>> begin EXCERPTED PASSAGE
For controlling the surface degradation under abrasive wear conditions, the surface modification can be designed to have requisite hardness while that for solid particle erosion can be done by developing engineered surfaces having suitable combination of both hardness and toughness. However, abrasion and erosion occurring either in the corrosive environment or at high temperature make the job of surface engineers more complex primarily because of the need of contradicting design property requirement and entirely different nature of operating mechanisms which cause surface damage.
2.3 Types of Wear and Mechanisms and Classical Governing Laws
Wear is one of the most commonly encountered surface degradation mechanism in which gradual and progressive loss of material from the functional surface takes place. This uncontrolled and non-uniform loss of material from the surfaces results in surface undulation and increases surface roughness which eventually leads to change in the size and shape of component to such an extent that it promotes other surface degradation mechanisms, weakens the component and makes it prone to mechanical failure under static or dynamic service loads, and leads to improper movement or malfunction of other mating components or the entire system.
>> end EXCERPTED PASSAGE
>> begin DATASET EXCERPTS
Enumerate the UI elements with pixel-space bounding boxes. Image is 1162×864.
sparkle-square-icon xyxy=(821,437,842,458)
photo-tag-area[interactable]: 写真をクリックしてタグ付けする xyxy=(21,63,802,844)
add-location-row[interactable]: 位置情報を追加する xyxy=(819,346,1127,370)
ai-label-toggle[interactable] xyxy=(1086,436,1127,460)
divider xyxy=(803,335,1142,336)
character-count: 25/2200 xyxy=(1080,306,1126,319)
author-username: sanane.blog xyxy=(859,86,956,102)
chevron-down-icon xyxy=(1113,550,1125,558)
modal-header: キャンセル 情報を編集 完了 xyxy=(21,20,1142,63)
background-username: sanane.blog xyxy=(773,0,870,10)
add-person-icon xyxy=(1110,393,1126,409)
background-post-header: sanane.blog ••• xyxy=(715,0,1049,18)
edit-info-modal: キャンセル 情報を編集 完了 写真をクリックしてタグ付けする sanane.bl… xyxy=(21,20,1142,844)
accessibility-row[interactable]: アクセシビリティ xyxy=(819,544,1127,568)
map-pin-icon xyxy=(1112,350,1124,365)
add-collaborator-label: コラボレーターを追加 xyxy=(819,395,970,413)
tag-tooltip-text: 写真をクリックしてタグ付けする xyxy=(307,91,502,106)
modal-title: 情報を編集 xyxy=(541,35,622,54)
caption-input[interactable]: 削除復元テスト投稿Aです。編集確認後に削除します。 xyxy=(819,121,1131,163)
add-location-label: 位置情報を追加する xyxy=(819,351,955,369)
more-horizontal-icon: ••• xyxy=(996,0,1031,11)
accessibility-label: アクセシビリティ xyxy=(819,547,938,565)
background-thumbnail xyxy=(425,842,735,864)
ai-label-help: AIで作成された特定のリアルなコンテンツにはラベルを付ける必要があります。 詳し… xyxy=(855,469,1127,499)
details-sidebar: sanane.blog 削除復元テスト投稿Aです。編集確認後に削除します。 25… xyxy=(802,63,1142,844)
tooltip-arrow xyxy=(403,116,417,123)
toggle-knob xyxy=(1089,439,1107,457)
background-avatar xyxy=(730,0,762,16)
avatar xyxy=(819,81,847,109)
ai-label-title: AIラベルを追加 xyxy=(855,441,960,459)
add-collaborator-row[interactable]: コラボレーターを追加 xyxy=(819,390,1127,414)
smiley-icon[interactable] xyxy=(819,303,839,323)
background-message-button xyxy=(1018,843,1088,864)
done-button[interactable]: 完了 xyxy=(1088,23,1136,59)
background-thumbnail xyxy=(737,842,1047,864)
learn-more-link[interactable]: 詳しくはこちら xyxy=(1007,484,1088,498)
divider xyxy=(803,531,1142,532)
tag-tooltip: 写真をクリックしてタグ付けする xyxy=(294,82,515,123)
>> end DATASET EXCERPTS
| TO-DO LIST |
a - Copy the records from their first line through the line containing "ai-label-help: AIで作成された特定のリアルなコンテンツにはラベルを付ける必要があります。 詳し…", swapping "divider" for "separator" and keeping everything else the same.
b - Extend the passage on wear and surface degradation from the point where it stops.

| ANSWERS BELOW |
a -
Enumerate the UI elements with pixel-space bounding boxes. Image is 1162×864.
sparkle-square-icon xyxy=(821,437,842,458)
photo-tag-area[interactable]: 写真をクリックしてタグ付けする xyxy=(21,63,802,844)
add-location-row[interactable]: 位置情報を追加する xyxy=(819,346,1127,370)
ai-label-toggle[interactable] xyxy=(1086,436,1127,460)
separator xyxy=(803,335,1142,336)
character-count: 25/2200 xyxy=(1080,306,1126,319)
author-username: sanane.blog xyxy=(859,86,956,102)
chevron-down-icon xyxy=(1113,550,1125,558)
modal-header: キャンセル 情報を編集 完了 xyxy=(21,20,1142,63)
background-username: sanane.blog xyxy=(773,0,870,10)
add-person-icon xyxy=(1110,393,1126,409)
background-post-header: sanane.blog ••• xyxy=(715,0,1049,18)
edit-info-modal: キャンセル 情報を編集 完了 写真をクリックしてタグ付けする sanane.bl… xyxy=(21,20,1142,844)
accessibility-row[interactable]: アクセシビリティ xyxy=(819,544,1127,568)
map-pin-icon xyxy=(1112,350,1124,365)
add-collaborator-label: コラボレーターを追加 xyxy=(819,395,970,413)
tag-tooltip-text: 写真をクリックしてタグ付けする xyxy=(307,91,502,106)
modal-title: 情報を編集 xyxy=(541,35,622,54)
caption-input[interactable]: 削除復元テスト投稿Aです。編集確認後に削除します。 xyxy=(819,121,1131,163)
add-location-label: 位置情報を追加する xyxy=(819,351,955,369)
more-horizontal-icon: ••• xyxy=(996,0,1031,11)
accessibility-label: アクセシビリティ xyxy=(819,547,938,565)
background-thumbnail xyxy=(425,842,735,864)
ai-label-help: AIで作成された特定のリアルなコンテンツにはラベルを付ける必要があります。 詳し… xyxy=(855,469,1127,499)

b -
Wear of material from the functional surfaces of engineering components primarily occurs through common mechanisms such as adhesion, abrasion, erosion, corrosion, surface fatigue, fretting. Adhesion, abrasion, and corrosion together contribute to more than 80% of material loss from the engineering components in general. However, the percentage contribution of each wear mechanism varies appreciably with the change of sector such as transport, mining, machinery. In the following sections, the basic principle and factors affecting material loss based on the above wear mechanisms are presented.
2.3.1 Adhesive Wear
Mechanical interlocking: The interaction of asperities at the mating surfaces forms mechanical joints owing to the interlocking of surface irregularities due to deformation. Moreover, the strength of such cold weld bond at the interface is primarily governed by the work hardening of surface layers owing to deformation, thus making the surface layers harder than the subsurface layers and core materials.
Electron exchange: The development of metallic bond at the interfaces through the exchange of free electrons from one side to other (high energy to low energy side) happens very rapidly when contacts are established just for a fraction of second such as in the case of sliding.
Diffusion under high temperature at the interface for longer duration leads to the diffusion of alloying elements present in the mating components. Diffusion begins from the areas where direct metal-to-metal contacts exist, and this leads to the development of diffusion at the interfaces.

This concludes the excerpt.